===== Data excerpts

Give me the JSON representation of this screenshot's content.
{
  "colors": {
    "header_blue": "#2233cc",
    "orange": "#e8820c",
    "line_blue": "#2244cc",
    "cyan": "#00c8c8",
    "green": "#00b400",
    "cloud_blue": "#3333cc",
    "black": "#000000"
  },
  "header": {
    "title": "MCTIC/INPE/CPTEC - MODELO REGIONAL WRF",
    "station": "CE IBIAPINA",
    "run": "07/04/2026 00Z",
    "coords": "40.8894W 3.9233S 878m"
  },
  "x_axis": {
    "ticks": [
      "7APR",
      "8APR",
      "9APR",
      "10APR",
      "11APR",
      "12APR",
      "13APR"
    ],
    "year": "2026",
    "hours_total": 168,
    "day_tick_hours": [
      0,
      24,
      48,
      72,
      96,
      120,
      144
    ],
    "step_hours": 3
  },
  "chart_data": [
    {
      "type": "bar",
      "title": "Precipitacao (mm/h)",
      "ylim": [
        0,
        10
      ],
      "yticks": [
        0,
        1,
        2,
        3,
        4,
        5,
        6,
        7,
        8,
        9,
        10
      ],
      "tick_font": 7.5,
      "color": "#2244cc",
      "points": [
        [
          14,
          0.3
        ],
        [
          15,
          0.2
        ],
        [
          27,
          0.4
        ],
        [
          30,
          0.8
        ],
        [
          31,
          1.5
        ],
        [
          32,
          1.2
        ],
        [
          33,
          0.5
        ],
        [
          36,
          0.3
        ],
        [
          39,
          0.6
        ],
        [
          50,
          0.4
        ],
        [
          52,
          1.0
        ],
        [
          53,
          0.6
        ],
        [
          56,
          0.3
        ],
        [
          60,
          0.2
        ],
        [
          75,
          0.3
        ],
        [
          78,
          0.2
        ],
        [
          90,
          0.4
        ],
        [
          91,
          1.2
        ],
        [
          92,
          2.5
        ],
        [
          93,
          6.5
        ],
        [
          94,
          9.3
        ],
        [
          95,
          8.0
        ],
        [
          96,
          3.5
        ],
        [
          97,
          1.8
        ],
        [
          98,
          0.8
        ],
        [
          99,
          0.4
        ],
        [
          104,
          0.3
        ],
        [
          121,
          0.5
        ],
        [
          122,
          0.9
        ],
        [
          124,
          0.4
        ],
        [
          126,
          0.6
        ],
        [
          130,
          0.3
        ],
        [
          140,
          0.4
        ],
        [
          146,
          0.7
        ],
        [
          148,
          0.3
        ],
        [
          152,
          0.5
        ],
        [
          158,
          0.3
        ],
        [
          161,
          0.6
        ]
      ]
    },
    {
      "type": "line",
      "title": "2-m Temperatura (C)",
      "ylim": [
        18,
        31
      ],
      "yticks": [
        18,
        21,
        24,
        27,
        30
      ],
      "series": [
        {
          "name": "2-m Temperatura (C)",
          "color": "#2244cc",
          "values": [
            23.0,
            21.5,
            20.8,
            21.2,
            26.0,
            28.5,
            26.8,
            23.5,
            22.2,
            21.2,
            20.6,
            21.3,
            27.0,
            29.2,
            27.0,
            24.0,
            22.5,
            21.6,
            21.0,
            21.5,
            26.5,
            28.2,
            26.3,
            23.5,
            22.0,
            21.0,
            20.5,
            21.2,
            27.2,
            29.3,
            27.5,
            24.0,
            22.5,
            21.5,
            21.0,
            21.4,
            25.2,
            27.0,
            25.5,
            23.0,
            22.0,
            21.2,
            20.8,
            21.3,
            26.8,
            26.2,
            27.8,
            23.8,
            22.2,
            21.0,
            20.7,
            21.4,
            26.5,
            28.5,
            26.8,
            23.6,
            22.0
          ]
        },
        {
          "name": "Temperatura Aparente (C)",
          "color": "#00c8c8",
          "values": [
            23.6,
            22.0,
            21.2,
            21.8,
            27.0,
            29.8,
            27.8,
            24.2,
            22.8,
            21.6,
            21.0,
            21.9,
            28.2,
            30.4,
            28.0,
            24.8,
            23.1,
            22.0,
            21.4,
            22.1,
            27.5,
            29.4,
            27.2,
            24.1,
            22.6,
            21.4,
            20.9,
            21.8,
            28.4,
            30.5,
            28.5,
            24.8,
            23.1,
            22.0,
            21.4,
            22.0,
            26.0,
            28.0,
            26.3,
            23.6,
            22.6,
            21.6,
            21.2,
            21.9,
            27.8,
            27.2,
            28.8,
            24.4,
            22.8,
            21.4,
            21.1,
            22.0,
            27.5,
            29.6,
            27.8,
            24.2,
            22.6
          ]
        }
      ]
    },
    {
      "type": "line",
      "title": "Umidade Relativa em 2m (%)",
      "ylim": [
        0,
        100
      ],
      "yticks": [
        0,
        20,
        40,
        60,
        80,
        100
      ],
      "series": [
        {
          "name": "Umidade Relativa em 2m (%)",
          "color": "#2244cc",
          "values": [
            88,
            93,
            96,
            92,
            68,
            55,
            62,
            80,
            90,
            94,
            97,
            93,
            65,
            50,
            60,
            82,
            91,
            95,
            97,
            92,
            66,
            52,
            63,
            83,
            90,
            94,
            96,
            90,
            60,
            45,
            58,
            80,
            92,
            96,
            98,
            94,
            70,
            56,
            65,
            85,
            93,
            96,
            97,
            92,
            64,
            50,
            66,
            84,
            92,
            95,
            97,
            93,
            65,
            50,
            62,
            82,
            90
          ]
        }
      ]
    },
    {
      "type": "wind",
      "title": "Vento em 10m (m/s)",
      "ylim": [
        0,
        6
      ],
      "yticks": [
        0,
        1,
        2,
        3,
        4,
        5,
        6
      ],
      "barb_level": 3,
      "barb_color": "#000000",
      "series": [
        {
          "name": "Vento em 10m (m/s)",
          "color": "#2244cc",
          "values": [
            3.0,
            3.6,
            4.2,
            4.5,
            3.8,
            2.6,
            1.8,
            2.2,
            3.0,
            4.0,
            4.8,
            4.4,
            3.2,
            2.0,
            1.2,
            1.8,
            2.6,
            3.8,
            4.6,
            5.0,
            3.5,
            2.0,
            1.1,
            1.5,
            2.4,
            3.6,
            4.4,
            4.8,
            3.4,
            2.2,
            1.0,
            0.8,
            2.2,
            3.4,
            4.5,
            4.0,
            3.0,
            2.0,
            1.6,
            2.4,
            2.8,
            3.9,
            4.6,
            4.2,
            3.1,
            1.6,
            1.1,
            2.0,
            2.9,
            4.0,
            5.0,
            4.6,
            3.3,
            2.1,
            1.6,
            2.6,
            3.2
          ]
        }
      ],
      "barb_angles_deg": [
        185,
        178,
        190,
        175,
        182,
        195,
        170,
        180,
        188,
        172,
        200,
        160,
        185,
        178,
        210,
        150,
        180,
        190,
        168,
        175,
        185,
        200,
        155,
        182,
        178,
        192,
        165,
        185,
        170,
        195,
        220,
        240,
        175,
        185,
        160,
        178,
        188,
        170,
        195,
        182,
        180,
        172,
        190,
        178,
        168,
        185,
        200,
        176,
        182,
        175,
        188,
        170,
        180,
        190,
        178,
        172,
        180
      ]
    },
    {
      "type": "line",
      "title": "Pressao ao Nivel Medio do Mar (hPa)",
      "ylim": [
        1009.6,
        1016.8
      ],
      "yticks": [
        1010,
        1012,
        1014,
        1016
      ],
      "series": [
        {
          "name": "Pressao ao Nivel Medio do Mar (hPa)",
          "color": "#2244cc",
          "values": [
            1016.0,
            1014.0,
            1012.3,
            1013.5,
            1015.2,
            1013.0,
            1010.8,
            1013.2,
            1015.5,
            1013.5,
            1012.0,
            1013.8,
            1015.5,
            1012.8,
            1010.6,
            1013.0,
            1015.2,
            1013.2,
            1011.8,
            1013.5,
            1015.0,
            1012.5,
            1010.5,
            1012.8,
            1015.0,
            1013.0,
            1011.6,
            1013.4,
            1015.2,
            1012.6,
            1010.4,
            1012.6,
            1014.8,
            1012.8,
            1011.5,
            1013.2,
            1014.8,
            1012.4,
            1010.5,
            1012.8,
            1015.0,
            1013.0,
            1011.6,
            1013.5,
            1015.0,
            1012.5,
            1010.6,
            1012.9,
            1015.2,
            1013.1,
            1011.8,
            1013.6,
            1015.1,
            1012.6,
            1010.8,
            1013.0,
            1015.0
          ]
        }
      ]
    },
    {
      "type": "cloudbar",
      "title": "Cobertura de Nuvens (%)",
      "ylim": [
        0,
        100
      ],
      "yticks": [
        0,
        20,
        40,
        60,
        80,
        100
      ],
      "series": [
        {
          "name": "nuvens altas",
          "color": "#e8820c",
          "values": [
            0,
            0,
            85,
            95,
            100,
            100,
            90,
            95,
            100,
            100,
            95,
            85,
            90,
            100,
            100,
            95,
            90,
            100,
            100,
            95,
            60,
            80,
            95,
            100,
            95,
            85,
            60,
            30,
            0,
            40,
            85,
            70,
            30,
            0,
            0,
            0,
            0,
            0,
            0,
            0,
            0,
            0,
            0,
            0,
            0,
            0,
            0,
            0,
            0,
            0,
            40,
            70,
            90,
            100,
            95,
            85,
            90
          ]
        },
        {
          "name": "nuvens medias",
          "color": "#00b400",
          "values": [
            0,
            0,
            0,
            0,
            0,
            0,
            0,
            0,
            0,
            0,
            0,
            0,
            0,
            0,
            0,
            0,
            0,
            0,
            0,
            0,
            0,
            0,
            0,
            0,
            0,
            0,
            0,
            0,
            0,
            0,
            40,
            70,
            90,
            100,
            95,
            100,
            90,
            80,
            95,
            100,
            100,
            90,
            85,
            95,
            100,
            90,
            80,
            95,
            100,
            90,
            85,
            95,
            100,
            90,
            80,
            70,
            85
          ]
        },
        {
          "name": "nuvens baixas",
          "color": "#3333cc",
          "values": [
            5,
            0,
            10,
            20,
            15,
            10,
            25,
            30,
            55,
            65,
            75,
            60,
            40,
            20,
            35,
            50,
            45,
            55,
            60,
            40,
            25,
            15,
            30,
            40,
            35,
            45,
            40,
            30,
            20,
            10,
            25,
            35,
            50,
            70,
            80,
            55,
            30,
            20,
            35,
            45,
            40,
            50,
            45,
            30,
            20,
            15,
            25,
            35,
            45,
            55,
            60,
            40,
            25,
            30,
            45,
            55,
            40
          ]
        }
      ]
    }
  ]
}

==========

Job: List every line from the entries above in which "name" appears.

Solution to the problem:
          "name": "2-m Temperatura (C)",
          "name": "Temperatura Aparente (C)",
          "name": "Umidade Relativa em 2m (%)",
          "name": "Vento em 10m (m/s)",
          "name": "Pressao ao Nivel Medio do Mar (hPa)",
          "name": "nuvens altas",
          "name": "nuvens medias",
          "name": "nuvens baixas",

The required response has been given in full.